- [What you will do]: Repeat the listing in full, word for word.

- [Supplied data]:
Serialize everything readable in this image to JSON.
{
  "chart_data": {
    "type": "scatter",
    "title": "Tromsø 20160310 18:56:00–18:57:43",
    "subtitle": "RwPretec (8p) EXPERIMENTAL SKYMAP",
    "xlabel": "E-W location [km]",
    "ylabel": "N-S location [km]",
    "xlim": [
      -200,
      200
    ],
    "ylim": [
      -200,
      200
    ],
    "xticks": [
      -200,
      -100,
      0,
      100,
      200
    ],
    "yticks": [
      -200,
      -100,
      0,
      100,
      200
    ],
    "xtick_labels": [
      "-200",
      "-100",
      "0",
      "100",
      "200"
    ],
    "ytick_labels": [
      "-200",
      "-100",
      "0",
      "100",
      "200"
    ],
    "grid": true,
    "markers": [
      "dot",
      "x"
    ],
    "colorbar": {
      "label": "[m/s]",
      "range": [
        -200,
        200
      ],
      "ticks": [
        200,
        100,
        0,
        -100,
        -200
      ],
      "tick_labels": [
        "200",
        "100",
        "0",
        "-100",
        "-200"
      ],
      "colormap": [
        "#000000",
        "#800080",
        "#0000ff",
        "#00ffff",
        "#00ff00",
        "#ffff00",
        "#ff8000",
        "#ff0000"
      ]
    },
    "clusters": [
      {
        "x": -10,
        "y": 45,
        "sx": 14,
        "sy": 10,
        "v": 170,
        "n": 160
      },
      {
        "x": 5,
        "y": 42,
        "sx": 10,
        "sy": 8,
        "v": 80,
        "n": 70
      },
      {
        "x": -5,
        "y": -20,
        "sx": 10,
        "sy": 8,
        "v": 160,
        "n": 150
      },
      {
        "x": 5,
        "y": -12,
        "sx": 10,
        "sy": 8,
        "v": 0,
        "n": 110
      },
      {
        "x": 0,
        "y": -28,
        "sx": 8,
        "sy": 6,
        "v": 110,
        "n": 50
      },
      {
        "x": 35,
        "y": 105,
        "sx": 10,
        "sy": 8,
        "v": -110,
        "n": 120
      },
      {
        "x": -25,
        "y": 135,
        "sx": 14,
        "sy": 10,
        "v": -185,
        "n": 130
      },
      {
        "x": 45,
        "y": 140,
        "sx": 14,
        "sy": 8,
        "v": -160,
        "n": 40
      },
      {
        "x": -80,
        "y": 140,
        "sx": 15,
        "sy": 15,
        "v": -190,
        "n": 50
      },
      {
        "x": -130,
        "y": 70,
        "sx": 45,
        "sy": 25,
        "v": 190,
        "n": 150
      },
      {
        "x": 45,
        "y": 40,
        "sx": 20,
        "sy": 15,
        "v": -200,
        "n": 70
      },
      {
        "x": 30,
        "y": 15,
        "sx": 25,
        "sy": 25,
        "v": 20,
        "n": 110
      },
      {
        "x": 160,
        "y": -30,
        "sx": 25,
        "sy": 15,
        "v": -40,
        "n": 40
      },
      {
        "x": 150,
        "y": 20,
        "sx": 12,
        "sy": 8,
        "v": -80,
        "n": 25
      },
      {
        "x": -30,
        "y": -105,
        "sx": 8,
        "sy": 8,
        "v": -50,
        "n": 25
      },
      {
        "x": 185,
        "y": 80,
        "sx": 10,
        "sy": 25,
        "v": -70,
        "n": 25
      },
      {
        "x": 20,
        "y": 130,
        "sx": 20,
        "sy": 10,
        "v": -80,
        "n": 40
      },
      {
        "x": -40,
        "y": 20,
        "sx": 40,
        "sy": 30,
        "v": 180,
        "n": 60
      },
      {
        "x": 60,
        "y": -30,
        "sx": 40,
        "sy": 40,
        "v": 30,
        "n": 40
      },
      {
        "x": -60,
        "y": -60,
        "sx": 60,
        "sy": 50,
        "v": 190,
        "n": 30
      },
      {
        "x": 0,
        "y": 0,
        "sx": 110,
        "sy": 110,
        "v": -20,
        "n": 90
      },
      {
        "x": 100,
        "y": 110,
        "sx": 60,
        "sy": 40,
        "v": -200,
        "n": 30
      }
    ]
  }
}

- [Written reply]:
Serialize everything readable in this image to JSON.
{
  "chart_data": {
    "type": "scatter",
    "title": "Tromsø 20160310 18:56:00–18:57:43",
    "subtitle": "RwPretec (8p) EXPERIMENTAL SKYMAP",
    "xlabel": "E-W location [km]",
    "ylabel": "N-S location [km]",
    "xlim": [
      -200,
      200
    ],
    "ylim": [
      -200,
      200
    ],
    "xticks": [
      -200,
      -100,
      0,
      100,
      200
    ],
    "yticks": [
      -200,
      -100,
      0,
      100,
      200
    ],
    "xtick_labels": [
      "-200",
      "-100",
      "0",
      "100",
      "200"
    ],
    "ytick_labels": [
      "-200",
      "-100",
      "0",
      "100",
      "200"
    ],
    "grid": true,
    "markers": [
      "dot",
      "x"
    ],
    "colorbar": {
      "label": "[m/s]",
      "range": [
        -200,
        200
      ],
      "ticks": [
        200,
        100,
        0,
        -100,
        -200
      ],
      "tick_labels": [
        "200",
        "100",
        "0",
        "-100",
        "-200"
      ],
      "colormap": [
        "#000000",
        "#800080",
        "#0000ff",
        "#00ffff",
        "#00ff00",
        "#ffff00",
        "#ff8000",
        "#ff0000"
      ]
    },
    "clusters": [
      {
        "x": -10,
        "y": 45,
        "sx": 14,
        "sy": 10,
        "v": 170,
        "n": 160
      },
      {
        "x": 5,
        "y": 42,
        "sx": 10,
        "sy": 8,
        "v": 80,
        "n": 70
      },
      {
        "x": -5,
        "y": -20,
        "sx": 10,
        "sy": 8,
        "v": 160,
        "n": 150
      },
      {
        "x": 5,
        "y": -12,
        "sx": 10,
        "sy": 8,
        "v": 0,
        "n": 110
      },
      {
        "x": 0,
        "y": -28,
        "sx": 8,
        "sy": 6,
        "v": 110,
        "n": 50
      },
      {
        "x": 35,
        "y": 105,
        "sx": 10,
        "sy": 8,
        "v": -110,
        "n": 120
      },
      {
        "x": -25,
        "y": 135,
        "sx": 14,
        "sy": 10,
        "v": -185,
        "n": 130
      },
      {
        "x": 45,
        "y": 140,
        "sx": 14,
        "sy": 8,
        "v": -160,
        "n": 40
      },
      {
        "x": -80,
        "y": 140,
        "sx": 15,
        "sy": 15,
        "v": -190,
        "n": 50
      },
      {
        "x": -130,
        "y": 70,
        "sx": 45,
        "sy": 25,
        "v": 190,
        "n": 150
      },
      {
        "x": 45,
        "y": 40,
        "sx": 20,
        "sy": 15,
        "v": -200,
        "n": 70
      },
      {
        "x": 30,
        "y": 15,
        "sx": 25,
        "sy": 25,
        "v": 20,
        "n": 110
      },
      {
        "x": 160,
        "y": -30,
        "sx": 25,
        "sy": 15,
        "v": -40,
        "n": 40
      },
      {
        "x": 150,
        "y": 20,
        "sx": 12,
        "sy": 8,
        "v": -80,
        "n": 25
      },
      {
        "x": -30,
        "y": -105,
        "sx": 8,
        "sy": 8,
        "v": -50,
        "n": 25
      },
      {
        "x": 185,
        "y": 80,
        "sx": 10,
        "sy": 25,
        "v": -70,
        "n": 25
      },
      {
        "x": 20,
        "y": 130,
        "sx": 20,
        "sy": 10,
        "v": -80,
        "n": 40
      },
      {
        "x": -40,
        "y": 20,
        "sx": 40,
        "sy": 30,
        "v": 180,
        "n": 60
      },
      {
        "x": 60,
        "y": -30,
        "sx": 40,
        "sy": 40,
        "v": 30,
        "n": 40
      },
      {
        "x": -60,
        "y": -60,
        "sx": 60,
        "sy": 50,
        "v": 190,
        "n": 30
      },
      {
        "x": 0,
        "y": 0,
        "sx": 110,
        "sy": 110,
        "v": -20,
        "n": 90
      },
      {
        "x": 100,
        "y": 110,
        "sx": 60,
        "sy": 40,
        "v": -200,
        "n": 30
      }
    ]
  }
}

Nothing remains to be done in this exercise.